● **Task goal**:
The listing below must be repeated word for word, with its images excluded.

● **Material provided**:
►

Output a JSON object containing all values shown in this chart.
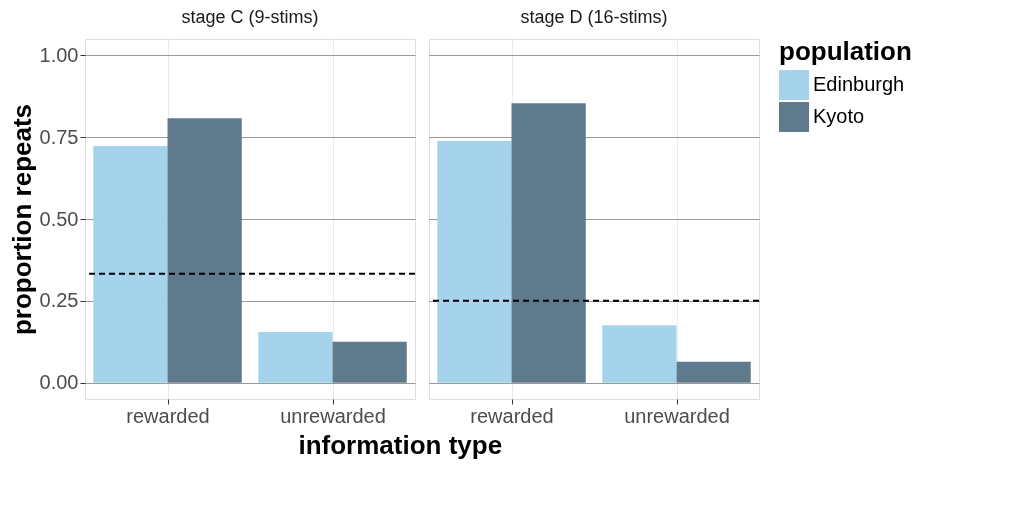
{
  "chart_data": [
    {
      "type": "bar",
      "title": "stage C (9-stims)",
      "xlabel": "information type",
      "ylabel": "proportion repeats",
      "categories": [
        "rewarded",
        "unrewarded"
      ],
      "series": [
        {
          "name": "Edinburgh",
          "color": "#a6d3ec",
          "values": [
            0.723,
            0.155
          ]
        },
        {
          "name": "Kyoto",
          "color": "#5f7a8c",
          "values": [
            0.808,
            0.125
          ]
        }
      ],
      "ylim": [
        -0.05,
        1.05
      ],
      "yticks": [
        {
          "value": 0,
          "label": "0.00"
        },
        0.25,
        {
          "value": 0.5,
          "label": "0.50"
        },
        0.75,
        {
          "value": 1,
          "label": "1.00"
        }
      ],
      "grid": true,
      "legend": "right",
      "legend_title": "population",
      "ref_lines": [
        {
          "axis": "y",
          "value": 0.333,
          "color": "#000000",
          "line_style": "dashed"
        }
      ]
    },
    {
      "type": "bar",
      "title": "stage D (16-stims)",
      "categories": [
        "rewarded",
        "unrewarded"
      ],
      "series": [
        {
          "name": "Edinburgh",
          "color": "#a6d3ec",
          "values": [
            0.738,
            0.175
          ]
        },
        {
          "name": "Kyoto",
          "color": "#5f7a8c",
          "values": [
            0.854,
            0.064
          ]
        }
      ],
      "ylim": [
        -0.05,
        1.05
      ],
      "yticks": [
        0,
        0.25,
        0.5,
        0.75,
        1
      ],
      "grid": true,
      "legend": "right",
      "tick_labels": "x",
      "ref_lines": [
        {
          "axis": "y",
          "value": 0.25,
          "color": "#000000",
          "line_style": "dashed"
        }
      ]
    }
  ]
}
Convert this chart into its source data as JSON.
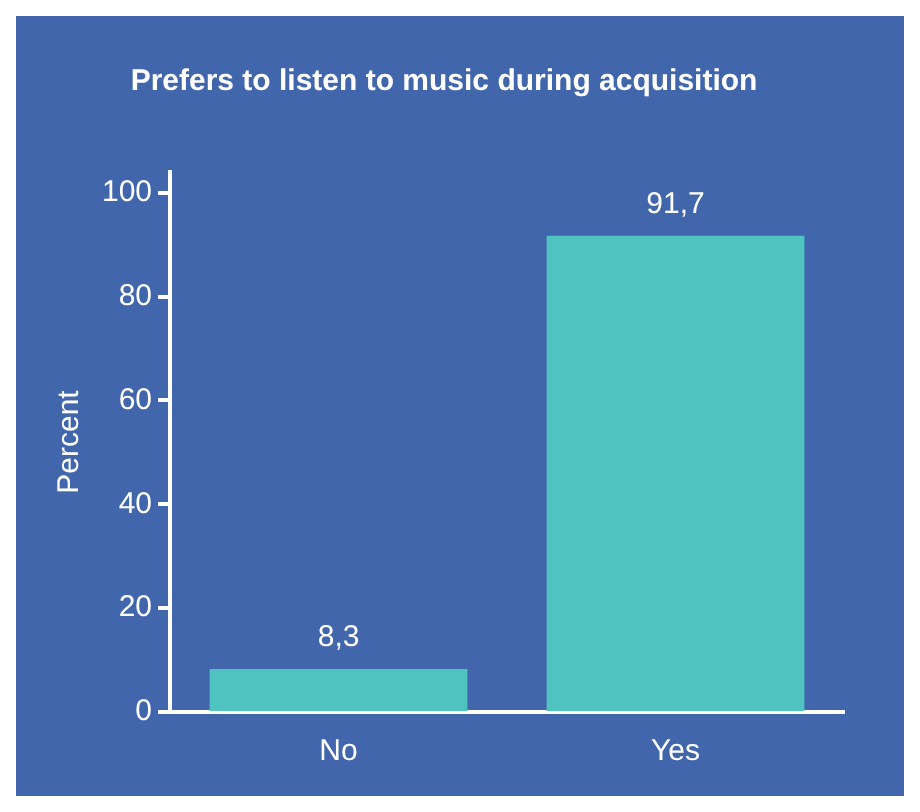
{
  "chart_data": {
    "type": "bar",
    "title": "Prefers to listen to music during acquisition",
    "ylabel": "Percent",
    "categories": [
      "No",
      "Yes"
    ],
    "values": [
      8.3,
      91.7
    ],
    "color": "#4fc3c0",
    "value_labels": [
      "8,3",
      "91,7"
    ],
    "ylim": [
      0,
      104
    ],
    "yticks": [
      0,
      20,
      40,
      60,
      80,
      100
    ],
    "grid": false,
    "legend": false
  }
}
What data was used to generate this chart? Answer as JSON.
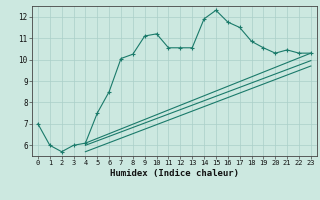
{
  "xlabel": "Humidex (Indice chaleur)",
  "background_color": "#cce8e0",
  "line_color": "#1a7a6a",
  "grid_color": "#aacfc8",
  "xlim": [
    -0.5,
    23.5
  ],
  "ylim": [
    5.5,
    12.5
  ],
  "yticks": [
    6,
    7,
    8,
    9,
    10,
    11,
    12
  ],
  "xticks": [
    0,
    1,
    2,
    3,
    4,
    5,
    6,
    7,
    8,
    9,
    10,
    11,
    12,
    13,
    14,
    15,
    16,
    17,
    18,
    19,
    20,
    21,
    22,
    23
  ],
  "series1_x": [
    0,
    1,
    2,
    3,
    4,
    5,
    6,
    7,
    8,
    9,
    10,
    11,
    12,
    13,
    14,
    15,
    16,
    17,
    18,
    19,
    20,
    21,
    22,
    23
  ],
  "series1_y": [
    7.0,
    6.0,
    5.7,
    6.0,
    6.1,
    7.5,
    8.5,
    10.05,
    10.25,
    11.1,
    11.2,
    10.55,
    10.55,
    10.55,
    11.9,
    12.3,
    11.75,
    11.5,
    10.85,
    10.55,
    10.3,
    10.45,
    10.3,
    10.3
  ],
  "line1_x": [
    4,
    23
  ],
  "line1_y": [
    6.1,
    10.3
  ],
  "line2_x": [
    4,
    23
  ],
  "line2_y": [
    6.0,
    9.95
  ],
  "line3_x": [
    4,
    23
  ],
  "line3_y": [
    5.7,
    9.7
  ]
}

◄

● **Expected answer**:
Output a JSON object containing all values shown in this chart.
{
  "chart_data": [
    {
      "type": "bar",
      "title": "stage C (9-stims)",
      "xlabel": "information type",
      "ylabel": "proportion repeats",
      "categories": [
        "rewarded",
        "unrewarded"
      ],
      "series": [
        {
          "name": "Edinburgh",
          "color": "#a6d3ec",
          "values": [
            0.723,
            0.155
          ]
        },
        {
          "name": "Kyoto",
          "color": "#5f7a8c",
          "values": [
            0.808,
            0.125
          ]
        }
      ],
      "ylim": [
        -0.05,
        1.05
      ],
      "yticks": [
        {
          "value": 0,
          "label": "0.00"
        },
        0.25,
        {
          "value": 0.5,
          "label": "0.50"
        },
        0.75,
        {
          "value": 1,
          "label": "1.00"
        }
      ],
      "grid": true,
      "legend": "right",
      "legend_title": "population",
      "ref_lines": [
        {
          "axis": "y",
          "value": 0.333,
          "color": "#000000",
          "line_style": "dashed"
        }
      ]
    },
    {
      "type": "bar",
      "title": "stage D (16-stims)",
      "categories": [
        "rewarded",
        "unrewarded"
      ],
      "series": [
        {
          "name": "Edinburgh",
          "color": "#a6d3ec",
          "values": [
            0.738,
            0.175
          ]
        },
        {
          "name": "Kyoto",
          "color": "#5f7a8c",
          "values": [
            0.854,
            0.064
          ]
        }
      ],
      "ylim": [
        -0.05,
        1.05
      ],
      "yticks": [
        0,
        0.25,
        0.5,
        0.75,
        1
      ],
      "grid": true,
      "legend": "right",
      "tick_labels": "x",
      "ref_lines": [
        {
          "axis": "y",
          "value": 0.25,
          "color": "#000000",
          "line_style": "dashed"
        }
      ]
    }
  ]
}
Convert this chart into its source data as JSON.
{
  "chart_data": {
    "type": "bar",
    "title": "Prefers to listen to music during acquisition",
    "ylabel": "Percent",
    "categories": [
      "No",
      "Yes"
    ],
    "values": [
      8.3,
      91.7
    ],
    "color": "#4fc3c0",
    "value_labels": [
      "8,3",
      "91,7"
    ],
    "ylim": [
      0,
      104
    ],
    "yticks": [
      0,
      20,
      40,
      60,
      80,
      100
    ],
    "grid": false,
    "legend": false
  }
}
What data was used to generate this chart? Answer as JSON.
{
  "xlabel": "Humidex (Indice chaleur)",
  "background_color": "#cce8e0",
  "line_color": "#1a7a6a",
  "grid_color": "#aacfc8",
  "xlim": [
    -0.5,
    23.5
  ],
  "ylim": [
    5.5,
    12.5
  ],
  "yticks": [
    6,
    7,
    8,
    9,
    10,
    11,
    12
  ],
  "xticks": [
    0,
    1,
    2,
    3,
    4,
    5,
    6,
    7,
    8,
    9,
    10,
    11,
    12,
    13,
    14,
    15,
    16,
    17,
    18,
    19,
    20,
    21,
    22,
    23
  ],
  "series1_x": [
    0,
    1,
    2,
    3,
    4,
    5,
    6,
    7,
    8,
    9,
    10,
    11,
    12,
    13,
    14,
    15,
    16,
    17,
    18,
    19,
    20,
    21,
    22,
    23
  ],
  "series1_y": [
    7.0,
    6.0,
    5.7,
    6.0,
    6.1,
    7.5,
    8.5,
    10.05,
    10.25,
    11.1,
    11.2,
    10.55,
    10.55,
    10.55,
    11.9,
    12.3,
    11.75,
    11.5,
    10.85,
    10.55,
    10.3,
    10.45,
    10.3,
    10.3
  ],
  "line1_x": [
    4,
    23
  ],
  "line1_y": [
    6.1,
    10.3
  ],
  "line2_x": [
    4,
    23
  ],
  "line2_y": [
    6.0,
    9.95
  ],
  "line3_x": [
    4,
    23
  ],
  "line3_y": [
    5.7,
    9.7
  ]
}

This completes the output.